begin

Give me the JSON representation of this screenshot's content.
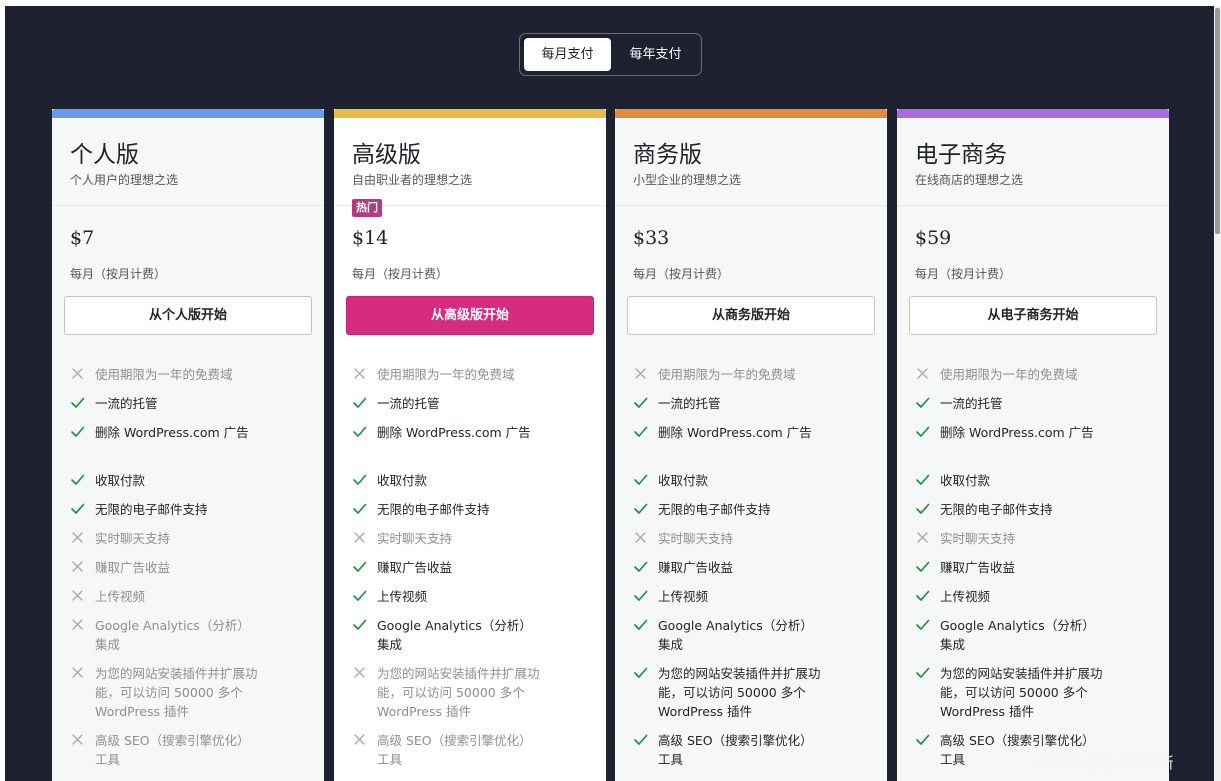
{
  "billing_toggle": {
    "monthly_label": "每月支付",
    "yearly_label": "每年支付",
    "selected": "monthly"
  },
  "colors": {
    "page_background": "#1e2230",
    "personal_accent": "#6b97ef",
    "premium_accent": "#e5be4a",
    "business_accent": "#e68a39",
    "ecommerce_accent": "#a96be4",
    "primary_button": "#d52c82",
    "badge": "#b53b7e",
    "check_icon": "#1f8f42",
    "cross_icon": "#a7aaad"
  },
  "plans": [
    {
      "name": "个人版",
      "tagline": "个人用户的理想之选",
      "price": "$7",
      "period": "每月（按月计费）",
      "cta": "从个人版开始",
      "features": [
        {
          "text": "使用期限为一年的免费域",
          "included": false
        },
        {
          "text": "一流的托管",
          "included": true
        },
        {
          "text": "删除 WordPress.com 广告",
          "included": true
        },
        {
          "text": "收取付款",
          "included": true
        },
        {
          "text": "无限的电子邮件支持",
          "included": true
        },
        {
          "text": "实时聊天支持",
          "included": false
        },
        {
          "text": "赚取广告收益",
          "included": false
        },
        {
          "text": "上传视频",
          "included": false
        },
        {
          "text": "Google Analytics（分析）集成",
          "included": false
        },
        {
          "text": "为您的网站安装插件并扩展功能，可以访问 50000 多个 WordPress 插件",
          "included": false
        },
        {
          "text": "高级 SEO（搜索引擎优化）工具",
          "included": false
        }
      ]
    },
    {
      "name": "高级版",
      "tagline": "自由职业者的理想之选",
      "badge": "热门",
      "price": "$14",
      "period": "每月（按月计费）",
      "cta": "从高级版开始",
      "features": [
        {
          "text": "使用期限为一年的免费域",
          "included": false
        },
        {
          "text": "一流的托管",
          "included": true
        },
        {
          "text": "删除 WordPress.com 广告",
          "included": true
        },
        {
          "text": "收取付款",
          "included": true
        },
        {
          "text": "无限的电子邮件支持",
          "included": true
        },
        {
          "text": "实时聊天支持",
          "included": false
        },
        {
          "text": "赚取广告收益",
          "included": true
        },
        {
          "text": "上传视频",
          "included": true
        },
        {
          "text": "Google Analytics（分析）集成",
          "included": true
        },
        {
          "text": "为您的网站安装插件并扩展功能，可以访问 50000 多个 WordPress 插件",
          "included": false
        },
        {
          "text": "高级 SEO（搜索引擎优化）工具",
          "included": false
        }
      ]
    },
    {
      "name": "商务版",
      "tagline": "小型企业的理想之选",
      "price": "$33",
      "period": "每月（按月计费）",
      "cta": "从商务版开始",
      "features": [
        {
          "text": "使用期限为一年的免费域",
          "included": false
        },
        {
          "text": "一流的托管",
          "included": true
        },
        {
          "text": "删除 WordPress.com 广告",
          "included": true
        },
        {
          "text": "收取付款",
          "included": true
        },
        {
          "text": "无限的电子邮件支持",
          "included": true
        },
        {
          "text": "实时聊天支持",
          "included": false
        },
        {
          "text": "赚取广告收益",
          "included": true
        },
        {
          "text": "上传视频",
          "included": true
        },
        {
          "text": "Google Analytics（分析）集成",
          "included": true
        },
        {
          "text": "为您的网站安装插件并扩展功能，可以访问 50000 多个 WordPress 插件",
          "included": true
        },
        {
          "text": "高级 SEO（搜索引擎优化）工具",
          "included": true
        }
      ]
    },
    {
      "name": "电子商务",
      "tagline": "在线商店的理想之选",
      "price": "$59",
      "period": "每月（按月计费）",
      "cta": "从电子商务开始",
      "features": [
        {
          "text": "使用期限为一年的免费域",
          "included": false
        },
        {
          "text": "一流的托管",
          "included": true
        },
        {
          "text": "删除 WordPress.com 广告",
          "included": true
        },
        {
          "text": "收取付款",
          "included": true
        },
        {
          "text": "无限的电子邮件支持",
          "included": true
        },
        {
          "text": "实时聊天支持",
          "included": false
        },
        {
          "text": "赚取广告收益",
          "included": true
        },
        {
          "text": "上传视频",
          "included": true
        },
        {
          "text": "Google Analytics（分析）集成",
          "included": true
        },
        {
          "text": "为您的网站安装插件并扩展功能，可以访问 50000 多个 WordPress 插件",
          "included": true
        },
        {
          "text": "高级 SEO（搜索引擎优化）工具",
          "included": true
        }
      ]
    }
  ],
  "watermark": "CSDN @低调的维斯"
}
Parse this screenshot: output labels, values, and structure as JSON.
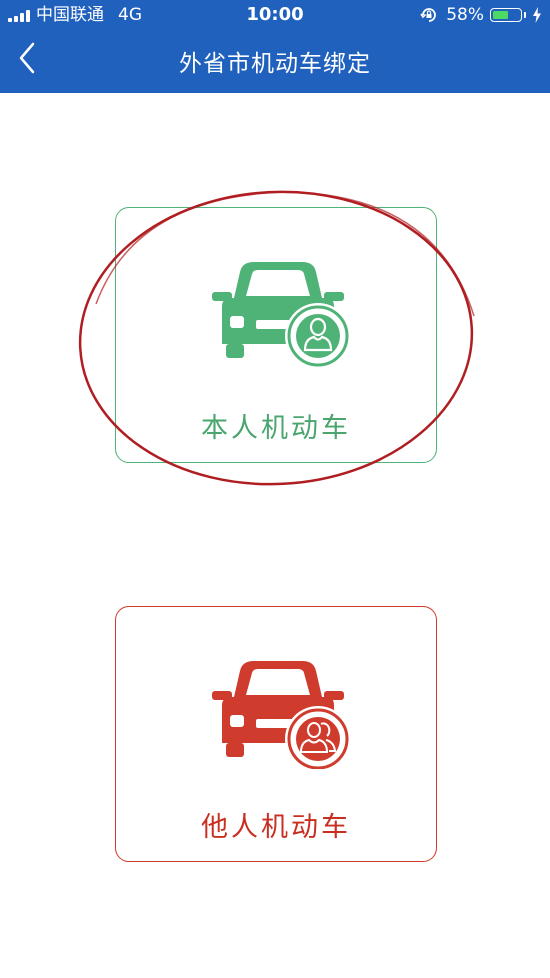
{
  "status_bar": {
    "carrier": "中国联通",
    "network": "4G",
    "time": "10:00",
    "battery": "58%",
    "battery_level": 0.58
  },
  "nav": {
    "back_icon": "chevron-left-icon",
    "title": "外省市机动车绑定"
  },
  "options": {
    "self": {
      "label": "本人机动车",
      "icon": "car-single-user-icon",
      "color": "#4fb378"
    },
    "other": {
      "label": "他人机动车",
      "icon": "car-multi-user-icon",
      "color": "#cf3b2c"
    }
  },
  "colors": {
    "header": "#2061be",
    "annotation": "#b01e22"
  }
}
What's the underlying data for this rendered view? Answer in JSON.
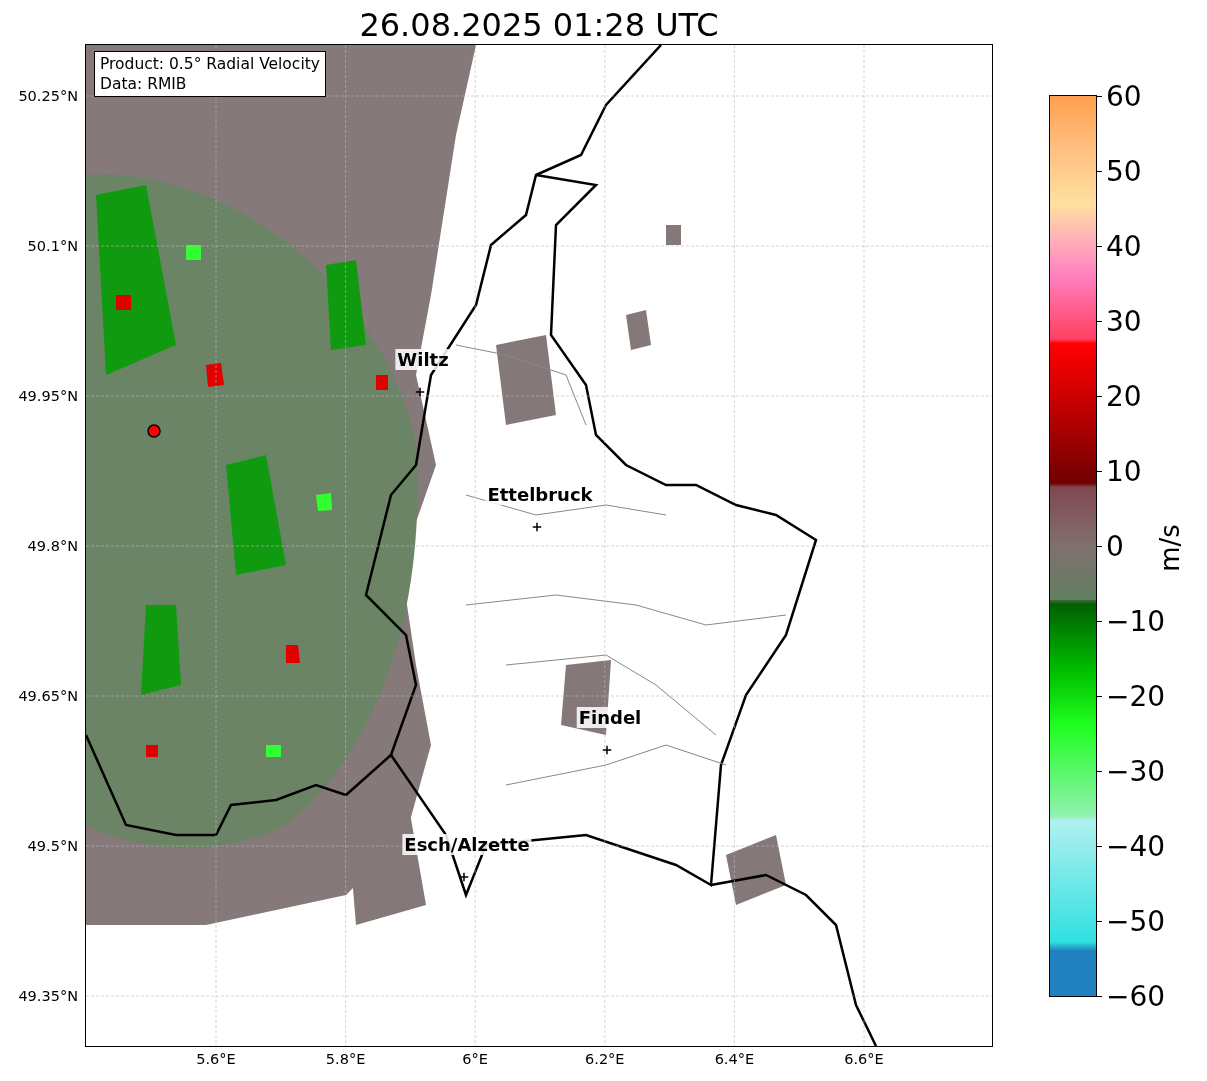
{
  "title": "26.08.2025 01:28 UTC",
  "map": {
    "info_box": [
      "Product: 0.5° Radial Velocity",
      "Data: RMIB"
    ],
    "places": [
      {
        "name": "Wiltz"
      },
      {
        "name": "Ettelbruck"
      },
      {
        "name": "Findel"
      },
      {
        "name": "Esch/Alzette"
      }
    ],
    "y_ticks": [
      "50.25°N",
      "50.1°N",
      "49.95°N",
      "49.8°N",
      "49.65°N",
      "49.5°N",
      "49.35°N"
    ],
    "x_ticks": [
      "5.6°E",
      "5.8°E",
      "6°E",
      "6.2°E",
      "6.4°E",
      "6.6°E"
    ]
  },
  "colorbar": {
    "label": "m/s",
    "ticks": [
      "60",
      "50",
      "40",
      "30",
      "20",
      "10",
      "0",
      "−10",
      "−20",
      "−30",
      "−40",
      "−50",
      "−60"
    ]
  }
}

end

#### [THE EXERCISE]
The copy should hold exactly the lines from the line containing "What's the underlying" through the end of the data, both ends included, and no pictures.

#### [RESPONSE TO THE EXERCISE]
What's the underlying data for this rendered view? Answer in JSON.
{
  "title": "26.08.2025 01:28 UTC",
  "map": {
    "info_box": [
      "Product: 0.5° Radial Velocity",
      "Data: RMIB"
    ],
    "places": [
      {
        "name": "Wiltz"
      },
      {
        "name": "Ettelbruck"
      },
      {
        "name": "Findel"
      },
      {
        "name": "Esch/Alzette"
      }
    ],
    "y_ticks": [
      "50.25°N",
      "50.1°N",
      "49.95°N",
      "49.8°N",
      "49.65°N",
      "49.5°N",
      "49.35°N"
    ],
    "x_ticks": [
      "5.6°E",
      "5.8°E",
      "6°E",
      "6.2°E",
      "6.4°E",
      "6.6°E"
    ]
  },
  "colorbar": {
    "label": "m/s",
    "ticks": [
      "60",
      "50",
      "40",
      "30",
      "20",
      "10",
      "0",
      "−10",
      "−20",
      "−30",
      "−40",
      "−50",
      "−60"
    ]
  }
}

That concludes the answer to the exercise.